• [Supplied material]:

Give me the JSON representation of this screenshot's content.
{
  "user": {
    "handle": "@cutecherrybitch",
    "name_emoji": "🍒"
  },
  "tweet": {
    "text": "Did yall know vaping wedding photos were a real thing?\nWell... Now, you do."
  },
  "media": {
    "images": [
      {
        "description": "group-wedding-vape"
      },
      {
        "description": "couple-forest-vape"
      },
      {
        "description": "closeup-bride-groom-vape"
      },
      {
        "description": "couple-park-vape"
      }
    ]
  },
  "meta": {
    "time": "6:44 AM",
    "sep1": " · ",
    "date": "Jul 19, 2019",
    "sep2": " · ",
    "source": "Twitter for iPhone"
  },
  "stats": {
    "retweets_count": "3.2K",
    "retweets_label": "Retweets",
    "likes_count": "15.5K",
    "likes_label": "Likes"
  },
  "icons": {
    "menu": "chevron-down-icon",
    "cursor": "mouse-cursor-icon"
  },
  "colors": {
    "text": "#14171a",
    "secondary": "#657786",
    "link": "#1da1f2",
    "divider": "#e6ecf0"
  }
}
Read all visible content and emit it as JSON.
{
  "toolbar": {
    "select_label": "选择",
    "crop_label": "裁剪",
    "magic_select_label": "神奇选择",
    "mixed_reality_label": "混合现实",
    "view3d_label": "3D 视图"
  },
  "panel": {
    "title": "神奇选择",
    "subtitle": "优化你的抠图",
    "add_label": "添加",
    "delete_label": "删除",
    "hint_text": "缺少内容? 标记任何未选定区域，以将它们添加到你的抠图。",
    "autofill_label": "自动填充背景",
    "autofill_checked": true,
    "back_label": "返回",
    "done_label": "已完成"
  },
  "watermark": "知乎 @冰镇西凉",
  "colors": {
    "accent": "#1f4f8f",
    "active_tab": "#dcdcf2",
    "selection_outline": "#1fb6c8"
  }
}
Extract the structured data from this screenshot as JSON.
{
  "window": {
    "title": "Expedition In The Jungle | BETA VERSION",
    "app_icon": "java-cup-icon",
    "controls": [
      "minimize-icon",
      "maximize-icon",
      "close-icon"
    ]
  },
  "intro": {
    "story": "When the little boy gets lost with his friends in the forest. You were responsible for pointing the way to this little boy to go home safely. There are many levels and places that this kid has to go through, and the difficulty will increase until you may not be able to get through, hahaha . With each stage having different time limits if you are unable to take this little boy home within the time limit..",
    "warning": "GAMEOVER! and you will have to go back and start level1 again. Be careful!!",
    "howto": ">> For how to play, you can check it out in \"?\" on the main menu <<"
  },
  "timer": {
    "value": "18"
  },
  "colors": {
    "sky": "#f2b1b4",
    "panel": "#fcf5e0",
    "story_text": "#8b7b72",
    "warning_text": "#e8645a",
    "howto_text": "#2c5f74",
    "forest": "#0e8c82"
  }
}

• [Exercise brief]: Copy out every line of the data that includes "description".

• [Solution]:
        "description": "group-wedding-vape"
        "description": "couple-forest-vape"
        "description": "closeup-bride-groom-vape"
        "description": "couple-park-vape"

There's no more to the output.